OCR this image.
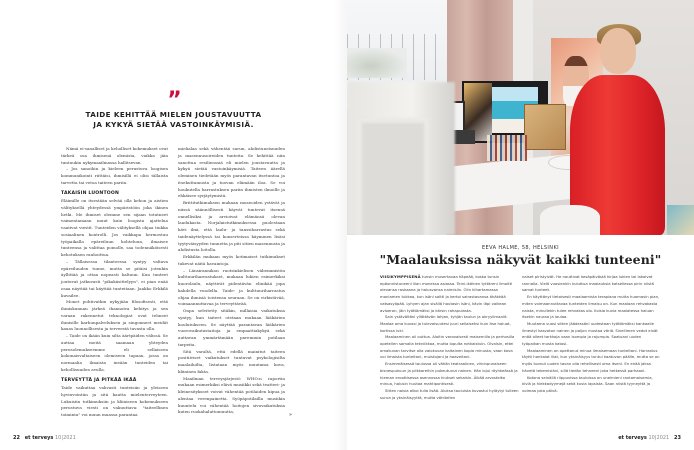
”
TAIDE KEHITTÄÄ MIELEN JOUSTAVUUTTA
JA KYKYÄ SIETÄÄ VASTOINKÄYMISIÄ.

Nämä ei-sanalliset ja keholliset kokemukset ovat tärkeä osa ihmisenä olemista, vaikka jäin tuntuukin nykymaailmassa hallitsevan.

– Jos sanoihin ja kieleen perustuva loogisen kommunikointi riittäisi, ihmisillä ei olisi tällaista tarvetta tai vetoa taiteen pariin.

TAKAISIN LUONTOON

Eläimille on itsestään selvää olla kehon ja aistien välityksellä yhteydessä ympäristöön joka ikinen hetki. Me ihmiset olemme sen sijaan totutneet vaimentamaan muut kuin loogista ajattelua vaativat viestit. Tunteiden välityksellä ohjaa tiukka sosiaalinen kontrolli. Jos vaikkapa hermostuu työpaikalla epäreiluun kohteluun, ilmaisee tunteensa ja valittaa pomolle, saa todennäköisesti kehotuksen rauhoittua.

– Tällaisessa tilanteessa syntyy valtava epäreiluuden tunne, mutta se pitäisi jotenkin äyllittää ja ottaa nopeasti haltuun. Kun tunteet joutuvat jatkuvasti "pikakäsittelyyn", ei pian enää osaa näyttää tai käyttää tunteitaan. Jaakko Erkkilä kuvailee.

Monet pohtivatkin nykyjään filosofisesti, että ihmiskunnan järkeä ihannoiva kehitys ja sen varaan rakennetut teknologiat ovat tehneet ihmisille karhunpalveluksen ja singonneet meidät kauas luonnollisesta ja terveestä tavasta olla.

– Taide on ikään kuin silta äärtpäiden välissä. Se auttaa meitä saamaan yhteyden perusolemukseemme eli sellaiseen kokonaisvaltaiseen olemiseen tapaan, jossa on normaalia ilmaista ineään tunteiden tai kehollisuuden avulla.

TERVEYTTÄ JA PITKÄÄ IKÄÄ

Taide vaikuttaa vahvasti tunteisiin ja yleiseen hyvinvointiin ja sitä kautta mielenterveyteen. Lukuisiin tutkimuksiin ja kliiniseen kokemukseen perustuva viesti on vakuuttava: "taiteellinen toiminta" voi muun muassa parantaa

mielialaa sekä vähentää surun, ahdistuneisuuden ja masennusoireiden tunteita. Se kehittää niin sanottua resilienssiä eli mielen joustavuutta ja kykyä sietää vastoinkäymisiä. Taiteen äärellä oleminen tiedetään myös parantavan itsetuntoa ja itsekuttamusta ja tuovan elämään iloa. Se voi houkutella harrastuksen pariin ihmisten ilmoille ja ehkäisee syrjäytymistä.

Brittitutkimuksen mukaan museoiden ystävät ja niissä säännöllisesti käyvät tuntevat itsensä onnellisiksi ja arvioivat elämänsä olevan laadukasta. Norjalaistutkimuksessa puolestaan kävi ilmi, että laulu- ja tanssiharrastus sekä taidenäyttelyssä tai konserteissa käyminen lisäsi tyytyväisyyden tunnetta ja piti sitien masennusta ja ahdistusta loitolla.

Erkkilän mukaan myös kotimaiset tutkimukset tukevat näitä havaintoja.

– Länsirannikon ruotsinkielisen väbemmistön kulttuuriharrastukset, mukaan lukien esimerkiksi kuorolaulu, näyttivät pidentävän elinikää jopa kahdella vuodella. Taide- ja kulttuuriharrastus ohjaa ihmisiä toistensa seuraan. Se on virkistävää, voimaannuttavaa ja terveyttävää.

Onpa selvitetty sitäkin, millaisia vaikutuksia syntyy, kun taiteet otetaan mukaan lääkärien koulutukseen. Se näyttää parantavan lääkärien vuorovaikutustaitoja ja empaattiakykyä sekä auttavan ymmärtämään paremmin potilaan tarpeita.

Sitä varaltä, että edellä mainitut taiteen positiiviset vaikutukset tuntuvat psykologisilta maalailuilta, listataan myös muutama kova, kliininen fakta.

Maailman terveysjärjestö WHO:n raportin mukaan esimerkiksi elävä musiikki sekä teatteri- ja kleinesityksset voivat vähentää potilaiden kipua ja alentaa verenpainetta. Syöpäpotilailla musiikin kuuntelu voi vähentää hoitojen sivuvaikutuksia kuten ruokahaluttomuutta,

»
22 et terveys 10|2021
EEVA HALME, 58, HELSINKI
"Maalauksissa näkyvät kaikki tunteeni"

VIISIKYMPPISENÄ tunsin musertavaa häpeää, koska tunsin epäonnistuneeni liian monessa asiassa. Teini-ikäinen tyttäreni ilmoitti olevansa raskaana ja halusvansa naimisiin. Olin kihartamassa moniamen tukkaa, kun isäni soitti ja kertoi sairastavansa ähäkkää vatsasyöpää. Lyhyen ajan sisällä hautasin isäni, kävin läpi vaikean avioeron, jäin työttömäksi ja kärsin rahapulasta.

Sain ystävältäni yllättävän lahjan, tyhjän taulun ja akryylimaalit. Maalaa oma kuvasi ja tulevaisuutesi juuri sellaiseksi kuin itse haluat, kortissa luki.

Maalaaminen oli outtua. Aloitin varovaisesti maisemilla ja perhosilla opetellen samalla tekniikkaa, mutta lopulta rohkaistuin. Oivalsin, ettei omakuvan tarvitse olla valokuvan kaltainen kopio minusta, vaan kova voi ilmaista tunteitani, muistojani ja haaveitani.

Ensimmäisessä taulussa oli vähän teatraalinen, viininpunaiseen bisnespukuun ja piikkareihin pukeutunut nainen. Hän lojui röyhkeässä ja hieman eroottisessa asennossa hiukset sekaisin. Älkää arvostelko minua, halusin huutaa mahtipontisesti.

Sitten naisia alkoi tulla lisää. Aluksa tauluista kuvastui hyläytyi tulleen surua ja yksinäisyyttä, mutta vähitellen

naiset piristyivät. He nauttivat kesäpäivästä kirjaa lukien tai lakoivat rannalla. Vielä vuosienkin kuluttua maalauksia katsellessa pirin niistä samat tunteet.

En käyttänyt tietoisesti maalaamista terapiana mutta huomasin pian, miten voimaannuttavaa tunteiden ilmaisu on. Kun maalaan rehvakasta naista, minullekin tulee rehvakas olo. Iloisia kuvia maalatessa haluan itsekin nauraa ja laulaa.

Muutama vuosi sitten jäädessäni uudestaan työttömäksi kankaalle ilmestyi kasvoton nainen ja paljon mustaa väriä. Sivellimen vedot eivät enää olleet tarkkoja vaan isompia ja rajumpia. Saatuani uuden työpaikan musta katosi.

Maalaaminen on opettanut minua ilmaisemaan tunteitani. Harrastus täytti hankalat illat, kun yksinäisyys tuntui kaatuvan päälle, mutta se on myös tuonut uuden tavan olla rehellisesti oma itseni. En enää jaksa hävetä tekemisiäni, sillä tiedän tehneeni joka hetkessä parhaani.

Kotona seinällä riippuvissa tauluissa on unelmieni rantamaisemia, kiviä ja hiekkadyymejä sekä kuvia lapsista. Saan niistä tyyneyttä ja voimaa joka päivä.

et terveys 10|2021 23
☆ ☆ ☆
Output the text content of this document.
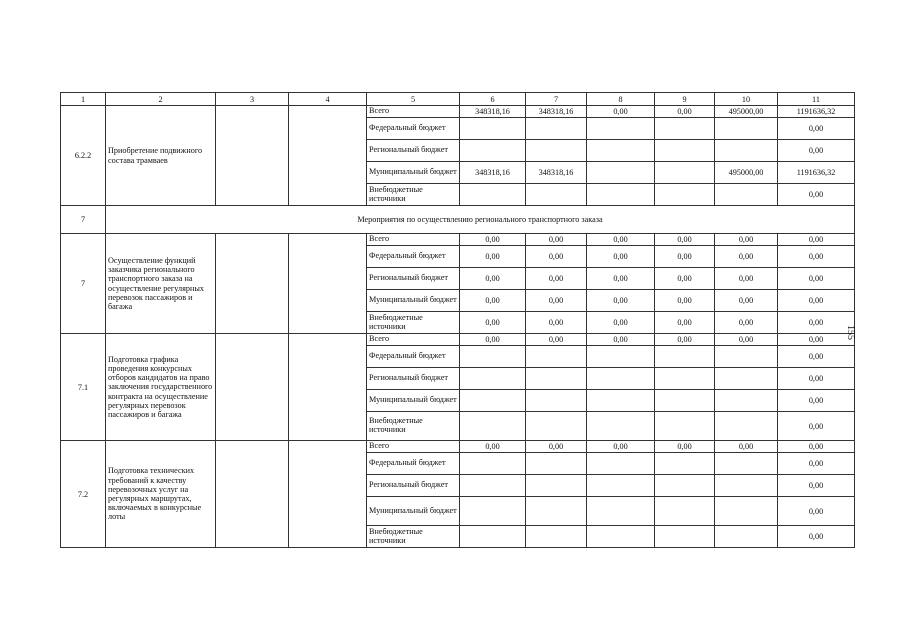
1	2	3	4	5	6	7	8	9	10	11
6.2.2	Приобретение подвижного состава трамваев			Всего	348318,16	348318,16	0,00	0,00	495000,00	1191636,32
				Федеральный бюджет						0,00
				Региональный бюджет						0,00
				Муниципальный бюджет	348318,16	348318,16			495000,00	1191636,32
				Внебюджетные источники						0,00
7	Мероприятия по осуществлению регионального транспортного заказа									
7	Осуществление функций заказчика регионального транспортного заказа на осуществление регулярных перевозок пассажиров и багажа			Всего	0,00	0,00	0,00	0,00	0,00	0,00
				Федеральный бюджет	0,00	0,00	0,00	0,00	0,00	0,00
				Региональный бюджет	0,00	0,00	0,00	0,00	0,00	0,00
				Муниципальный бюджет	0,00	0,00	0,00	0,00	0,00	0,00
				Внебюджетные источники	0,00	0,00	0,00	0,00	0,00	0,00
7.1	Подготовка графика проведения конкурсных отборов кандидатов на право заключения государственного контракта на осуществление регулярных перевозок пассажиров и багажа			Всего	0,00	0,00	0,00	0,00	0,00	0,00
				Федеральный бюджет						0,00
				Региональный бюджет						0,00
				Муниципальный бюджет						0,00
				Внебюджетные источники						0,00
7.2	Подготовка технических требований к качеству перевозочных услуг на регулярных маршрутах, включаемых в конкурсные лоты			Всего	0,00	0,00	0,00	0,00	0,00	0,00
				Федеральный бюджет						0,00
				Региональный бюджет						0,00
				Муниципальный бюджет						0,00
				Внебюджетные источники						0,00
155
☆ ☆ ☆
▸ Instruction
Copy every line of the data that holds the string "voimaannuttavaa".

▸ Result
– Länsirannikon ruotsinkielisen väbemmistön kulttuuriharrastukset, mukaan lukien esimerkiksi kuorolaulu, näyttivät pidentävän elinikää jopa kahdella vuodella. Taide- ja kulttuuriharrastus ohjaa ihmisiä toistensa seuraan. Se on virkistävää, voimaannuttavaa ja terveyttävää.
En käyttänyt tietoisesti maalaamista terapiana mutta huomasin pian, miten voimaannuttavaa tunteiden ilmaisu on. Kun maalaan rehvakasta naista, minullekin tulee rehvakas olo. Iloisia kuvia maalatessa haluan itsekin nauraa ja laulaa.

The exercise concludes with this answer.